INSTRUCTION
Single out the lines of the material that contain "text" and copy them.

Figure contents as structured data
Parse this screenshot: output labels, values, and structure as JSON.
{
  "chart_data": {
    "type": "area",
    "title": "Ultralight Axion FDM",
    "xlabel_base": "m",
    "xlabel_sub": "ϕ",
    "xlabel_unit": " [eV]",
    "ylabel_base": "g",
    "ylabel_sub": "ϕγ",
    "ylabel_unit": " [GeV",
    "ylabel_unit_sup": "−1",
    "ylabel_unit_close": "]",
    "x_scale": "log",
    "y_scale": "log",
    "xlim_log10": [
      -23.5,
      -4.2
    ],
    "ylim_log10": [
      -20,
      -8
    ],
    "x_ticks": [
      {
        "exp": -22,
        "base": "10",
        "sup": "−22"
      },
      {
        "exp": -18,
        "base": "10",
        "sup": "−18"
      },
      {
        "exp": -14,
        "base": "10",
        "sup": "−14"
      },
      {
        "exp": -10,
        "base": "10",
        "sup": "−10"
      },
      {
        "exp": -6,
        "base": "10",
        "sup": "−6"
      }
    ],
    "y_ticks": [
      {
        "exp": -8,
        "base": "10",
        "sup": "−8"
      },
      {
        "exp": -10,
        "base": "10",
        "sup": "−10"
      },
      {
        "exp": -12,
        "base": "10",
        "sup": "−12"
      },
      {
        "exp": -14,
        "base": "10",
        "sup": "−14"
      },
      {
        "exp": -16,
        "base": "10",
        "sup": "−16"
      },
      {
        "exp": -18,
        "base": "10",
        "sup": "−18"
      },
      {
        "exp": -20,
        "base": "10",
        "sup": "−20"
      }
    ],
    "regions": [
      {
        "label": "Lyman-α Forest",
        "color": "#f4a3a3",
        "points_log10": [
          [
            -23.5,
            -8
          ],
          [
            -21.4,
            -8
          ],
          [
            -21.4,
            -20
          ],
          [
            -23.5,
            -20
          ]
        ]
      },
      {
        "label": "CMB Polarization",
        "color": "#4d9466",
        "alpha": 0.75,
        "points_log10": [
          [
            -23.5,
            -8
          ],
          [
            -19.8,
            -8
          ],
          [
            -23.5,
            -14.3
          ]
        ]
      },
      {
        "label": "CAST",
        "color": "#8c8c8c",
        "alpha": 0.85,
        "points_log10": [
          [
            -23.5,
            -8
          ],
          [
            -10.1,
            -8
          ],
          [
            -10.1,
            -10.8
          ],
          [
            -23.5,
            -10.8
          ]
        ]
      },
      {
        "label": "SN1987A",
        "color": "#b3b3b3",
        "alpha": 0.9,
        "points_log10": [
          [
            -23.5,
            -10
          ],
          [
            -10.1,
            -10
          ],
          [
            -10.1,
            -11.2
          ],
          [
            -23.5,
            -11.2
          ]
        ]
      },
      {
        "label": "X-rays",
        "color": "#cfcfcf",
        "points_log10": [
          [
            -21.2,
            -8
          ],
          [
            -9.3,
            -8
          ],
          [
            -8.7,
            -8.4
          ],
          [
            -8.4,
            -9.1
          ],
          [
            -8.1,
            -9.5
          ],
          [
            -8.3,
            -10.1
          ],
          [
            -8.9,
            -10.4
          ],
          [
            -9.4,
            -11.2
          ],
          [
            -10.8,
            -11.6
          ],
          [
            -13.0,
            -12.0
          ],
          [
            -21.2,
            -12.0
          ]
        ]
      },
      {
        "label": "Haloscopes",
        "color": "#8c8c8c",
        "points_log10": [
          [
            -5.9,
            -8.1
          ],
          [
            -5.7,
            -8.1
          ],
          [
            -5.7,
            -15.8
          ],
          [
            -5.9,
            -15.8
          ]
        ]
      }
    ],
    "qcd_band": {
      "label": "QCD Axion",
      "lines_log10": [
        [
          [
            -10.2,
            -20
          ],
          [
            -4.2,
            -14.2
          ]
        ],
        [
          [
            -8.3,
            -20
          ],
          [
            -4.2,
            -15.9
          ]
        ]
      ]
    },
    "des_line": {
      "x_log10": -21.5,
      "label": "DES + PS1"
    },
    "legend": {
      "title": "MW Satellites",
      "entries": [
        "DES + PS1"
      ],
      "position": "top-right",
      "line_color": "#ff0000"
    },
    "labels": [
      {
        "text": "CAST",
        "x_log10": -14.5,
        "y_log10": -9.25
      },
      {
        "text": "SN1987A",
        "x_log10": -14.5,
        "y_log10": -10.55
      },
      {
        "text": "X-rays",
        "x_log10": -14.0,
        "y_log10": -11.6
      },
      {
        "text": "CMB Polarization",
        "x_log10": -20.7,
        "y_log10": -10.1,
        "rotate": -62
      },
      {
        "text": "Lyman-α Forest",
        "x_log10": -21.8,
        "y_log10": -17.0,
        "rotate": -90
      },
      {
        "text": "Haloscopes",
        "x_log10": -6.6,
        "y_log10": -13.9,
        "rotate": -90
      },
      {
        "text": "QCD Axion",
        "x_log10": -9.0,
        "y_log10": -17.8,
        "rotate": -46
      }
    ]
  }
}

FULL RESPONSE
        "text": "CAST",
        "text": "SN1987A",
        "text": "X-rays",
        "text": "CMB Polarization",
        "text": "Lyman-α Forest",
        "text": "Haloscopes",
        "text": "QCD Axion",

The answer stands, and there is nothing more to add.